> LISTED ENTRIES:
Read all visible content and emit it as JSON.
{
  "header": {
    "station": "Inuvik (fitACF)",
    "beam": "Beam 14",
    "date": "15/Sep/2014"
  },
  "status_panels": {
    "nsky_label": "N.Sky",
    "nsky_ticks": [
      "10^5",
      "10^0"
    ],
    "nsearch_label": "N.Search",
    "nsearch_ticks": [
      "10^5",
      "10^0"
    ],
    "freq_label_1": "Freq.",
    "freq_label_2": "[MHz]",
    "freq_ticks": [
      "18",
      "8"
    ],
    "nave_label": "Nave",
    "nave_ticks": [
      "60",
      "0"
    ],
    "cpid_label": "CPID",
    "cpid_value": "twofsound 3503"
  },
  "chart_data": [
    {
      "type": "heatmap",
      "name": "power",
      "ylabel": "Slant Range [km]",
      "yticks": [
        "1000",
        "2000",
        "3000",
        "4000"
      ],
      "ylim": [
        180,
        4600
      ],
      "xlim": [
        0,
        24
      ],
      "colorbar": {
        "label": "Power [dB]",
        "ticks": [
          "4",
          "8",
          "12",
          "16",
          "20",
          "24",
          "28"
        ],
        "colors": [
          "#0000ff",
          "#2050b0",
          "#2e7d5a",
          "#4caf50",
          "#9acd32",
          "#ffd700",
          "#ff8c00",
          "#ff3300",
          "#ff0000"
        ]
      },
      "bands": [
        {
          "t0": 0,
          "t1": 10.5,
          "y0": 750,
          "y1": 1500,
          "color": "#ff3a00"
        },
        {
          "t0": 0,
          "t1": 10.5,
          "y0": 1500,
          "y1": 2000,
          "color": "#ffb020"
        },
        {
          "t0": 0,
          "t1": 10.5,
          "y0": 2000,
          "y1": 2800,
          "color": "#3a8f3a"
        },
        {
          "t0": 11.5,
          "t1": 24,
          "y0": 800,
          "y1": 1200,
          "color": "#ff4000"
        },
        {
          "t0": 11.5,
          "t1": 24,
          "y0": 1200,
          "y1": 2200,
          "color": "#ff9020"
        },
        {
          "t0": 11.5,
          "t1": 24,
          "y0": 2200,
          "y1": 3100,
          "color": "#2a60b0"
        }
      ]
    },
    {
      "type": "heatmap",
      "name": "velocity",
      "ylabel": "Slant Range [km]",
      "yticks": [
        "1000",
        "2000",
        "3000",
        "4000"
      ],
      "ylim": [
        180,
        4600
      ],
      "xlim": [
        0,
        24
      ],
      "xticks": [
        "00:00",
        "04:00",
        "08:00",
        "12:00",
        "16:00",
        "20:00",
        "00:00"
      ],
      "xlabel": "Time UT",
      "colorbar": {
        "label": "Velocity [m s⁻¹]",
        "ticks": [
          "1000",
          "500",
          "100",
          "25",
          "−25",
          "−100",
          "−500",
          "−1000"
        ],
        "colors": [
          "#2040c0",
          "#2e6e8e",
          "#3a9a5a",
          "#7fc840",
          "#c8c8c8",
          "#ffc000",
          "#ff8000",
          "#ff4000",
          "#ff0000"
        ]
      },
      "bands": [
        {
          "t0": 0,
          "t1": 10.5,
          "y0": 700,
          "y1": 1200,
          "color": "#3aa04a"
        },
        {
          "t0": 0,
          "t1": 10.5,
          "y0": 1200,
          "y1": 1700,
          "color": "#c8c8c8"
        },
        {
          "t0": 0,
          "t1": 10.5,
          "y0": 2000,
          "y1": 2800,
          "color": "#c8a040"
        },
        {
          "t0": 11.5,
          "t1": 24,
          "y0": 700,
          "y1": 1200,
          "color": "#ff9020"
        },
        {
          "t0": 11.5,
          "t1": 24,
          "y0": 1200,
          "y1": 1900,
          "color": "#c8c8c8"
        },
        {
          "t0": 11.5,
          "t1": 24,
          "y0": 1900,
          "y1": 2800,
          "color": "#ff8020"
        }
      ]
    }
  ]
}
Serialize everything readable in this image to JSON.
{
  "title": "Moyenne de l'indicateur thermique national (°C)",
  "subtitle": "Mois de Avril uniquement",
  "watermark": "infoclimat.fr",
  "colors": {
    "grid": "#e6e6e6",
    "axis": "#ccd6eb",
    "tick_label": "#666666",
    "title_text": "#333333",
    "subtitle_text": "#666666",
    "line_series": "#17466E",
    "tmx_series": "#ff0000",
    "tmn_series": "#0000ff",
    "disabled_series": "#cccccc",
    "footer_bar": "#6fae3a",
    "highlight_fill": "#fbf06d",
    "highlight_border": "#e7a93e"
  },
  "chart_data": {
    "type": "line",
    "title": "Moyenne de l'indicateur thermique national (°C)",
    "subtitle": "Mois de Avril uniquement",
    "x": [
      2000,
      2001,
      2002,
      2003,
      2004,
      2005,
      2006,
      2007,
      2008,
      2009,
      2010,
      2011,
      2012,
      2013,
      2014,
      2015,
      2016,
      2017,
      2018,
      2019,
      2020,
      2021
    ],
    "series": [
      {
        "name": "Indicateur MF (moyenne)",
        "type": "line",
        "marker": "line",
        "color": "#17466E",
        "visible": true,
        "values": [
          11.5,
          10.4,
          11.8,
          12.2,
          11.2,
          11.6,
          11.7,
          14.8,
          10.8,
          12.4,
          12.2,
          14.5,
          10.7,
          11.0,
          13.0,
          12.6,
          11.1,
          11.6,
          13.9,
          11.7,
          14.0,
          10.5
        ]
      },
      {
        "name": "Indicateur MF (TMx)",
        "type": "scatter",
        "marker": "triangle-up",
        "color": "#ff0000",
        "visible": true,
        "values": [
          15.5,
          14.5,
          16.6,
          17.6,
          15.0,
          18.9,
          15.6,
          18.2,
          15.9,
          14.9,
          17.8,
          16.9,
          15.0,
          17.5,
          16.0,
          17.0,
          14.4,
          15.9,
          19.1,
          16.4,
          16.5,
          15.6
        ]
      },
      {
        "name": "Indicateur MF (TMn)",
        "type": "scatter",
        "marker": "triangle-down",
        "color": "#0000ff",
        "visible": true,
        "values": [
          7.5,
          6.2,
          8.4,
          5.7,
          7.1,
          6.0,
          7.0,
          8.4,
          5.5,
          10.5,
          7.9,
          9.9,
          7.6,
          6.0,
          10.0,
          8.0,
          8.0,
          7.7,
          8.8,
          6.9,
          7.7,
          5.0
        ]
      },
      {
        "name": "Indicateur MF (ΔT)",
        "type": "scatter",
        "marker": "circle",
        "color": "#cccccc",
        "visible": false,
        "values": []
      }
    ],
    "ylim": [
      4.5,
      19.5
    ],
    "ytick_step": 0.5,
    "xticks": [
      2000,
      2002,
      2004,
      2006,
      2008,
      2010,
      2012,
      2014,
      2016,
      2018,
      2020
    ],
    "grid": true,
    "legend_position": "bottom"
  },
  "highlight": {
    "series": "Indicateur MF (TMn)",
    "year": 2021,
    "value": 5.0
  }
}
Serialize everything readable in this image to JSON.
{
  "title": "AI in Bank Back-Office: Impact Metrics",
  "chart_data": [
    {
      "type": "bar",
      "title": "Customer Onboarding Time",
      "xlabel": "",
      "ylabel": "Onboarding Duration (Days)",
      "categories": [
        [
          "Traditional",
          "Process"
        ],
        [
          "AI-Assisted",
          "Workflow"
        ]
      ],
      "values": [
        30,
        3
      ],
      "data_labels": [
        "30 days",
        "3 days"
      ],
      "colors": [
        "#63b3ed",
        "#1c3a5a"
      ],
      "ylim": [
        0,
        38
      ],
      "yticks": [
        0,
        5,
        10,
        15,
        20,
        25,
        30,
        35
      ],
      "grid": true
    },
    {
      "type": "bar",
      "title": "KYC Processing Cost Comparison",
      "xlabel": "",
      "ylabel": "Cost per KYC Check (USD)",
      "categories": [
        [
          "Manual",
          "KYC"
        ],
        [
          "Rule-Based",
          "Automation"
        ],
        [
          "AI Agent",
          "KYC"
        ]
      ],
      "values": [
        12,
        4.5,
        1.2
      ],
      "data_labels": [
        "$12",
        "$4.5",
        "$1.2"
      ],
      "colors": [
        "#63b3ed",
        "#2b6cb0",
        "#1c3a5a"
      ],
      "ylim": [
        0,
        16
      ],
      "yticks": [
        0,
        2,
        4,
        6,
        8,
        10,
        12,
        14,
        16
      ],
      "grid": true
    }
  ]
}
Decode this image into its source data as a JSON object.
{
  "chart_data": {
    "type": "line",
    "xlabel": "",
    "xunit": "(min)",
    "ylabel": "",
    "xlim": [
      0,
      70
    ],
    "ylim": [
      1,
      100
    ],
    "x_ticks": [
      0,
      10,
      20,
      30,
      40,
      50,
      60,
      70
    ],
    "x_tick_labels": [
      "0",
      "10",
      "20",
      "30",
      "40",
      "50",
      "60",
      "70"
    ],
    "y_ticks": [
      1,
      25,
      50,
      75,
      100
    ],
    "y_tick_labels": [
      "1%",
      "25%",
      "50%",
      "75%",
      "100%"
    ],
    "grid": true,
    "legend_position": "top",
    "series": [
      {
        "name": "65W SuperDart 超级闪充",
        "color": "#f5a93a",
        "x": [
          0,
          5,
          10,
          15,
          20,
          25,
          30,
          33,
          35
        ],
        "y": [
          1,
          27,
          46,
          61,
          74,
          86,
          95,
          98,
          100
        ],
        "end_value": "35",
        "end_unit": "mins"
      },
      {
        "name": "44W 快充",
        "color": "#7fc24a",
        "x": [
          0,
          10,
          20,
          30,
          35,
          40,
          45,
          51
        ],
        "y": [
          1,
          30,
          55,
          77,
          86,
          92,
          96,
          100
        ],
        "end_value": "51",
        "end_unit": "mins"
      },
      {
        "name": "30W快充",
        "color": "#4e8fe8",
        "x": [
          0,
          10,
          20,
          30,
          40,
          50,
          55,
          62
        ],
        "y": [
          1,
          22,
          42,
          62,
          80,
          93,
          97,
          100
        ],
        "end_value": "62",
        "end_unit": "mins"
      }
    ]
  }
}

> GIVEN INSTRUCTION:
List all lines in the material containing the string "national".

> ANSWER TO THIS TASK:
  "title": "Moyenne de l'indicateur thermique national (°C)",
    "title": "Moyenne de l'indicateur thermique national (°C)",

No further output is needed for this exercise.